# TASK INPUTS

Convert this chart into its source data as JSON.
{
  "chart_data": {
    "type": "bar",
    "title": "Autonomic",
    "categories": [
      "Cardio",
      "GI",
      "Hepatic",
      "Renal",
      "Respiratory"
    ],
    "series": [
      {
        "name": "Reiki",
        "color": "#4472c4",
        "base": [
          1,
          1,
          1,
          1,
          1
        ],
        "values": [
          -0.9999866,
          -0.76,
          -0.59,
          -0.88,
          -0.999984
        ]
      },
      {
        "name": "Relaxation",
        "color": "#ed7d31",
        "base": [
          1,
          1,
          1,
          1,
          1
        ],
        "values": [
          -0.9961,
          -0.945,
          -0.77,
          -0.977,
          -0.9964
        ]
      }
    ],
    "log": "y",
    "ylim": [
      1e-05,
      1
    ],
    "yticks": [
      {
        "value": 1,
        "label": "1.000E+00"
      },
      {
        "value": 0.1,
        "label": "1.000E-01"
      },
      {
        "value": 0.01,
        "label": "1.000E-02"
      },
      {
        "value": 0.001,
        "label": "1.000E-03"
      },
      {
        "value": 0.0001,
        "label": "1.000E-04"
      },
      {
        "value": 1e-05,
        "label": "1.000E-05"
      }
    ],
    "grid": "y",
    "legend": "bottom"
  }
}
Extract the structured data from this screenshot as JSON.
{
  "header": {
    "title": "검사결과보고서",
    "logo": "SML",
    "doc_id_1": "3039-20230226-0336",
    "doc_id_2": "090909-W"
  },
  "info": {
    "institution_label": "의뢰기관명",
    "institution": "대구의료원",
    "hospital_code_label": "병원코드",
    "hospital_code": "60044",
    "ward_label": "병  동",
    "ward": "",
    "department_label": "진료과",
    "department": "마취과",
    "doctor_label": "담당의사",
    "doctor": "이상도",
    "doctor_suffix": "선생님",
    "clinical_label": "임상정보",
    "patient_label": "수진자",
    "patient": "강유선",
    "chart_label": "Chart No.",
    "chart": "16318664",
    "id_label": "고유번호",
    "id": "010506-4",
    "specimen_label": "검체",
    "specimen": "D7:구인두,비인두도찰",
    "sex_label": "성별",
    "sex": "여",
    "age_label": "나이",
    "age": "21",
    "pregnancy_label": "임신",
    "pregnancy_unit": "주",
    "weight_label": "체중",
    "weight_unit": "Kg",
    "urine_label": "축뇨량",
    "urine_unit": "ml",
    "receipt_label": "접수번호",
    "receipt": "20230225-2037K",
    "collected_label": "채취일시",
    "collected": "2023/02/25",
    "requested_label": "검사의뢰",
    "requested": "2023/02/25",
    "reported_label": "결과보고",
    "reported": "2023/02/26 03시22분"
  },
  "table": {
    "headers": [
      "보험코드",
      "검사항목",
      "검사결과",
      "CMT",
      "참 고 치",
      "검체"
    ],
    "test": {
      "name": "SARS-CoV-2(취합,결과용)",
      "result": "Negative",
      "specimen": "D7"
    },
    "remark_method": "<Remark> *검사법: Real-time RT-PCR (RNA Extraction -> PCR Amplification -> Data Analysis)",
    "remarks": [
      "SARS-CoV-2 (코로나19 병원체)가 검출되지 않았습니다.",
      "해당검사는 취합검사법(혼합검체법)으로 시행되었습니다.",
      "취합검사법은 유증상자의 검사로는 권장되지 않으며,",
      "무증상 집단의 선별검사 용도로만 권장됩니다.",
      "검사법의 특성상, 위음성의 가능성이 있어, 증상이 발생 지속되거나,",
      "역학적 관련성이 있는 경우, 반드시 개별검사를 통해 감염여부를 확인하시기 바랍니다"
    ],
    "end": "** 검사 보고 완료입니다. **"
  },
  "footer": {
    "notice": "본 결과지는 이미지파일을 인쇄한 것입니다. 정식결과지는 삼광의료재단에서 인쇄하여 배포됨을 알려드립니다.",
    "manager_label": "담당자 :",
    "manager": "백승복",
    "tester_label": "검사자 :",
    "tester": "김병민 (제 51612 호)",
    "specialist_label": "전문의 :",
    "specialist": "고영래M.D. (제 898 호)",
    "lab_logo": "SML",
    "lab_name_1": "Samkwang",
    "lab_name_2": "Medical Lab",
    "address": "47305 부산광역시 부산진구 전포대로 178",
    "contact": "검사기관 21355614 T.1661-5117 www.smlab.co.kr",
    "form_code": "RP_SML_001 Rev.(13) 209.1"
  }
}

# PROMPT
Write out the entries above once more, without altering anything.

# ANSWER TO THIS TASK
Convert this chart into its source data as JSON.
{
  "chart_data": {
    "type": "bar",
    "title": "Autonomic",
    "categories": [
      "Cardio",
      "GI",
      "Hepatic",
      "Renal",
      "Respiratory"
    ],
    "series": [
      {
        "name": "Reiki",
        "color": "#4472c4",
        "base": [
          1,
          1,
          1,
          1,
          1
        ],
        "values": [
          -0.9999866,
          -0.76,
          -0.59,
          -0.88,
          -0.999984
        ]
      },
      {
        "name": "Relaxation",
        "color": "#ed7d31",
        "base": [
          1,
          1,
          1,
          1,
          1
        ],
        "values": [
          -0.9961,
          -0.945,
          -0.77,
          -0.977,
          -0.9964
        ]
      }
    ],
    "log": "y",
    "ylim": [
      1e-05,
      1
    ],
    "yticks": [
      {
        "value": 1,
        "label": "1.000E+00"
      },
      {
        "value": 0.1,
        "label": "1.000E-01"
      },
      {
        "value": 0.01,
        "label": "1.000E-02"
      },
      {
        "value": 0.001,
        "label": "1.000E-03"
      },
      {
        "value": 0.0001,
        "label": "1.000E-04"
      },
      {
        "value": 1e-05,
        "label": "1.000E-05"
      }
    ],
    "grid": "y",
    "legend": "bottom"
  }
}
Extract the structured data from this screenshot as JSON.
{
  "header": {
    "title": "검사결과보고서",
    "logo": "SML",
    "doc_id_1": "3039-20230226-0336",
    "doc_id_2": "090909-W"
  },
  "info": {
    "institution_label": "의뢰기관명",
    "institution": "대구의료원",
    "hospital_code_label": "병원코드",
    "hospital_code": "60044",
    "ward_label": "병  동",
    "ward": "",
    "department_label": "진료과",
    "department": "마취과",
    "doctor_label": "담당의사",
    "doctor": "이상도",
    "doctor_suffix": "선생님",
    "clinical_label": "임상정보",
    "patient_label": "수진자",
    "patient": "강유선",
    "chart_label": "Chart No.",
    "chart": "16318664",
    "id_label": "고유번호",
    "id": "010506-4",
    "specimen_label": "검체",
    "specimen": "D7:구인두,비인두도찰",
    "sex_label": "성별",
    "sex": "여",
    "age_label": "나이",
    "age": "21",
    "pregnancy_label": "임신",
    "pregnancy_unit": "주",
    "weight_label": "체중",
    "weight_unit": "Kg",
    "urine_label": "축뇨량",
    "urine_unit": "ml",
    "receipt_label": "접수번호",
    "receipt": "20230225-2037K",
    "collected_label": "채취일시",
    "collected": "2023/02/25",
    "requested_label": "검사의뢰",
    "requested": "2023/02/25",
    "reported_label": "결과보고",
    "reported": "2023/02/26 03시22분"
  },
  "table": {
    "headers": [
      "보험코드",
      "검사항목",
      "검사결과",
      "CMT",
      "참 고 치",
      "검체"
    ],
    "test": {
      "name": "SARS-CoV-2(취합,결과용)",
      "result": "Negative",
      "specimen": "D7"
    },
    "remark_method": "<Remark> *검사법: Real-time RT-PCR (RNA Extraction -> PCR Amplification -> Data Analysis)",
    "remarks": [
      "SARS-CoV-2 (코로나19 병원체)가 검출되지 않았습니다.",
      "해당검사는 취합검사법(혼합검체법)으로 시행되었습니다.",
      "취합검사법은 유증상자의 검사로는 권장되지 않으며,",
      "무증상 집단의 선별검사 용도로만 권장됩니다.",
      "검사법의 특성상, 위음성의 가능성이 있어, 증상이 발생 지속되거나,",
      "역학적 관련성이 있는 경우, 반드시 개별검사를 통해 감염여부를 확인하시기 바랍니다"
    ],
    "end": "** 검사 보고 완료입니다. **"
  },
  "footer": {
    "notice": "본 결과지는 이미지파일을 인쇄한 것입니다. 정식결과지는 삼광의료재단에서 인쇄하여 배포됨을 알려드립니다.",
    "manager_label": "담당자 :",
    "manager": "백승복",
    "tester_label": "검사자 :",
    "tester": "김병민 (제 51612 호)",
    "specialist_label": "전문의 :",
    "specialist": "고영래M.D. (제 898 호)",
    "lab_logo": "SML",
    "lab_name_1": "Samkwang",
    "lab_name_2": "Medical Lab",
    "address": "47305 부산광역시 부산진구 전포대로 178",
    "contact": "검사기관 21355614 T.1661-5117 www.smlab.co.kr",
    "form_code": "RP_SML_001 Rev.(13) 209.1"
  }
}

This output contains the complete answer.